**Supplied passage:**
----------

In theory any malicious entity with access to the AMD signing key would
be able to install persistent malware that could not be eradicated
without an external flasher and a known good PSP image. Furthermore,
multiple security vulnerabilities have been demonstrated in AMD firmware
in the past, and there is every reason to assume one or more zero day
vulnerabilities are lurking in the PSP firmware. Given the extreme
privilege level (ring -2 or ring -3) of the PSP, said vulnerabilities
would have the ability to remotely monitor and control any PSP enabled
machine completely outside of the user's knowledge.
Much like with the Intel Boot Guard (an application of the Intel
Management Engine), AMD's PSP can also act as a tyrant by checking
signatures on any boot firmware that you flash, making replacement boot
firmware (e.g. canoeboot, coreboot) impossible on some boards. Early
anecdotal reports indicate that AMD's boot guard counterpart will be
used on most OEM hardware, disabled only on so-called "enthusiast"

----------

**Collected material:**
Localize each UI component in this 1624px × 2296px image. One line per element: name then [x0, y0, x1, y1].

----------

**What to work on:**
A - According to the AMD PSP passage, what would be needed to eradicate persistent malware installed with the AMD signing key?
B - Using the AMD PSP passage, explain why replacement boot firmware such as canoeboot or coreboot is impossible on some boards.
Rely only on the AMD PSP passage, not the data.

**Solved problems:**
A - An external flasher and a known good PSP image.

B - AMD's PSP can check signatures on any boot firmware that is flashed, much like Intel Boot Guard. This check makes it impossible to install replacement boot firmware on some boards.